Short task: Give every entry again, unchanged, and leave its images out.

(Dataset entries)
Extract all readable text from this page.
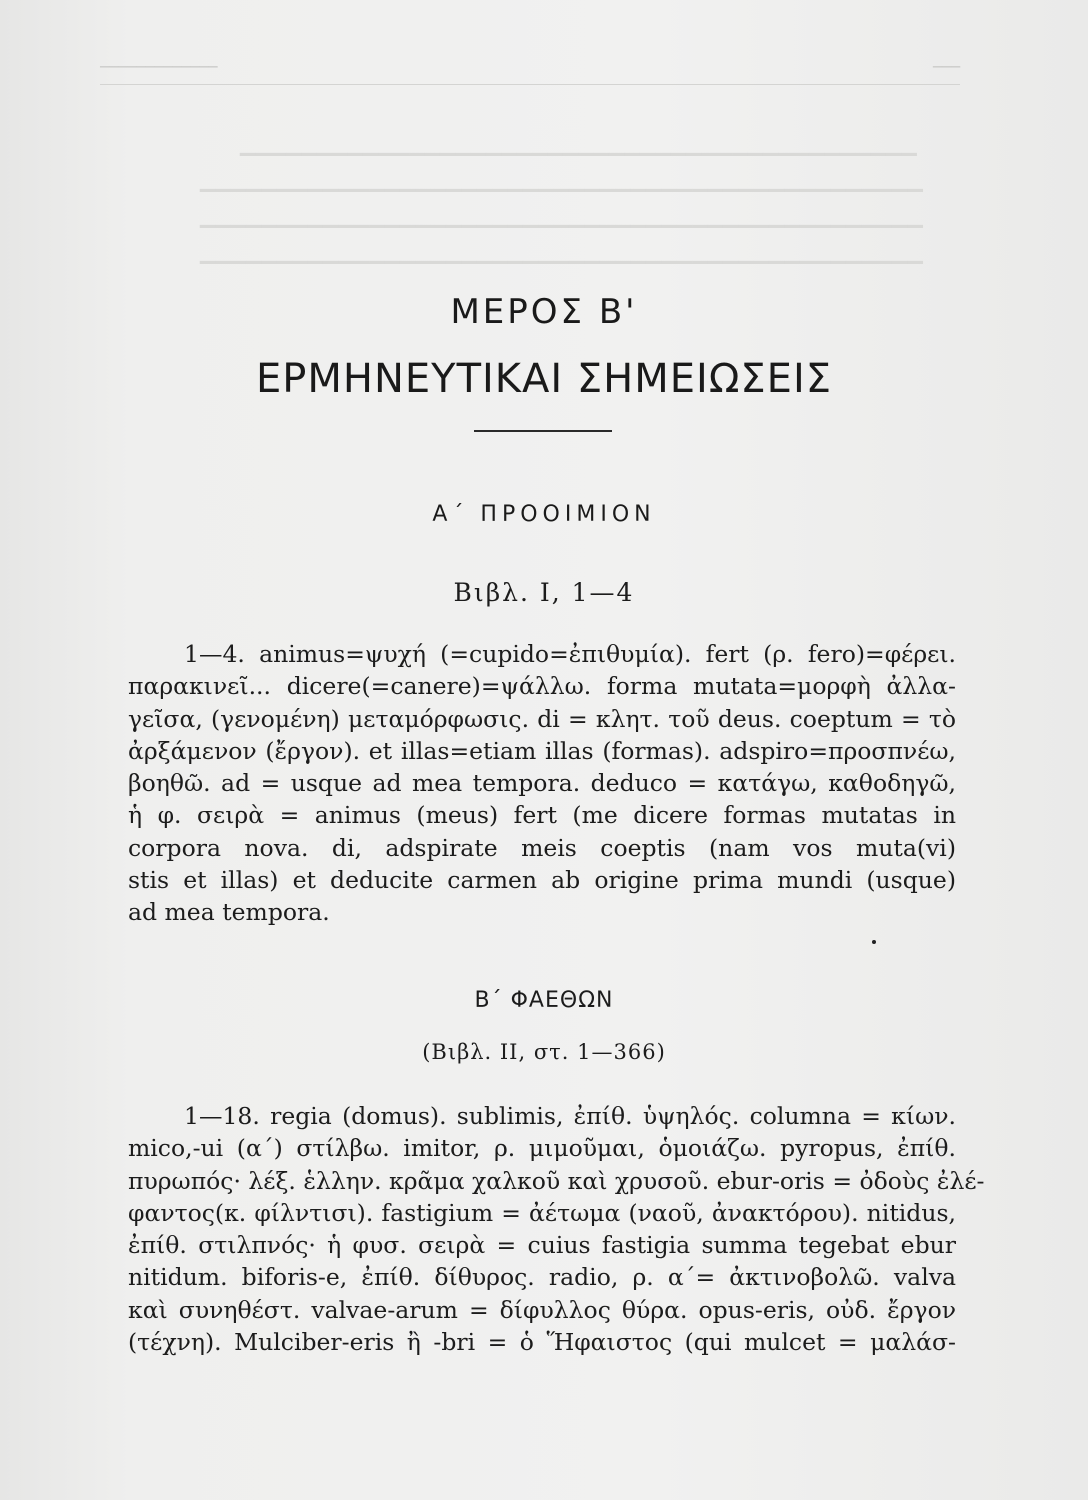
─────────────	───
▁▁▁▁▁▁▁▁▁▁▁▁▁▁▁▁▁▁▁▁▁▁▁▁▁▁▁▁▁▁▁▁▁▁▁▁▁▁▁▁▁▁▁▁
▁▁▁▁▁▁▁▁▁▁▁▁▁▁▁▁▁▁▁▁▁▁▁▁▁▁▁▁▁▁▁▁▁▁▁▁▁▁▁▁▁▁▁▁▁▁▁
▁▁▁▁▁▁▁▁▁▁▁▁▁▁▁▁▁▁▁▁▁▁▁▁▁▁▁▁▁▁▁▁▁▁▁▁▁▁▁▁▁▁▁▁▁▁▁
▁▁▁▁▁▁▁▁▁▁▁▁▁▁▁▁▁▁▁▁▁▁▁▁▁▁▁▁▁▁▁▁▁▁▁▁▁▁▁▁▁▁▁▁▁▁▁
ΜΕΡΟΣ Β'
ΕΡΜΗΝΕΥΤΙΚΑΙ ΣΗΜΕΙΩΣΕΙΣ
Α΄ ΠΡΟΟΙΜΙΟΝ
Βιβλ. Ι, 1—4
1—4. animus=ψυχή (=cupido=ἐπιθυμία). fert (ρ. fero)=φέρει.
παρακινεῖ... dicere(=canere)=ψάλλω. forma mutata=μορφὴ ἀλλα-
γεῖσα, (γενομένη) μεταμόρφωσις. di = κλητ. τοῦ deus. coeptum = τὸ
ἀρξάμενον (ἔργον). et illas=etiam illas (formas). adspiro=προσπνέω,
βοηθῶ. ad = usque ad mea tempora. deduco = κατάγω, καθοδηγῶ,
ἡ φ. σειρὰ = animus (meus) fert (me dicere formas mutatas in
corpora nova. di, adspirate meis coeptis (nam vos muta(vi)
stis et illas) et deducite carmen ab origine prima mundi (usque)
ad mea tempora.
Β΄ ΦΑΕΘΩΝ
(Βιβλ. ΙΙ, στ. 1—366)
1—18. regia (domus). sublimis, ἐπίθ. ὑψηλός. columna = κίων.
mico,-ui (α΄) στίλβω. imitor, ρ. μιμοῦμαι, ὁμοιάζω. pyropus, ἐπίθ.
πυρωπός· λέξ. ἑλλην. κρᾶμα χαλκοῦ καὶ χρυσοῦ. ebur-oris = ὀδοὺς ἐλέ-
φαντος(κ. φίλντισι). fastigium = ἀέτωμα (ναοῦ, ἀνακτόρου). nitidus,
ἐπίθ. στιλπνός· ἡ φυσ. σειρὰ = cuius fastigia summa tegebat ebur
nitidum. biforis-e, ἐπίθ. δίθυρος. radio, ρ. α΄= ἀκτινοβολῶ. valva
καὶ συνηθέστ. valvae-arum = δίφυλλος θύρα. opus-eris, οὐδ. ἔργον
(τέχνη). Mulciber-eris ἢ -bri = ὁ Ἥφαιστος (qui mulcet = μαλάσ-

Response to the task:
Extract all readable text from this page.
─────────────	───
▁▁▁▁▁▁▁▁▁▁▁▁▁▁▁▁▁▁▁▁▁▁▁▁▁▁▁▁▁▁▁▁▁▁▁▁▁▁▁▁▁▁▁▁
▁▁▁▁▁▁▁▁▁▁▁▁▁▁▁▁▁▁▁▁▁▁▁▁▁▁▁▁▁▁▁▁▁▁▁▁▁▁▁▁▁▁▁▁▁▁▁
▁▁▁▁▁▁▁▁▁▁▁▁▁▁▁▁▁▁▁▁▁▁▁▁▁▁▁▁▁▁▁▁▁▁▁▁▁▁▁▁▁▁▁▁▁▁▁
▁▁▁▁▁▁▁▁▁▁▁▁▁▁▁▁▁▁▁▁▁▁▁▁▁▁▁▁▁▁▁▁▁▁▁▁▁▁▁▁▁▁▁▁▁▁▁
ΜΕΡΟΣ Β'
ΕΡΜΗΝΕΥΤΙΚΑΙ ΣΗΜΕΙΩΣΕΙΣ
Α΄ ΠΡΟΟΙΜΙΟΝ
Βιβλ. Ι, 1—4
1—4. animus=ψυχή (=cupido=ἐπιθυμία). fert (ρ. fero)=φέρει.
παρακινεῖ... dicere(=canere)=ψάλλω. forma mutata=μορφὴ ἀλλα-
γεῖσα, (γενομένη) μεταμόρφωσις. di = κλητ. τοῦ deus. coeptum = τὸ
ἀρξάμενον (ἔργον). et illas=etiam illas (formas). adspiro=προσπνέω,
βοηθῶ. ad = usque ad mea tempora. deduco = κατάγω, καθοδηγῶ,
ἡ φ. σειρὰ = animus (meus) fert (me dicere formas mutatas in
corpora nova. di, adspirate meis coeptis (nam vos muta(vi)
stis et illas) et deducite carmen ab origine prima mundi (usque)
ad mea tempora.
Β΄ ΦΑΕΘΩΝ
(Βιβλ. ΙΙ, στ. 1—366)
1—18. regia (domus). sublimis, ἐπίθ. ὑψηλός. columna = κίων.
mico,-ui (α΄) στίλβω. imitor, ρ. μιμοῦμαι, ὁμοιάζω. pyropus, ἐπίθ.
πυρωπός· λέξ. ἑλλην. κρᾶμα χαλκοῦ καὶ χρυσοῦ. ebur-oris = ὀδοὺς ἐλέ-
φαντος(κ. φίλντισι). fastigium = ἀέτωμα (ναοῦ, ἀνακτόρου). nitidus,
ἐπίθ. στιλπνός· ἡ φυσ. σειρὰ = cuius fastigia summa tegebat ebur
nitidum. biforis-e, ἐπίθ. δίθυρος. radio, ρ. α΄= ἀκτινοβολῶ. valva
καὶ συνηθέστ. valvae-arum = δίφυλλος θύρα. opus-eris, οὐδ. ἔργον
(τέχνη). Mulciber-eris ἢ -bri = ὁ Ἥφαιστος (qui mulcet = μαλάσ-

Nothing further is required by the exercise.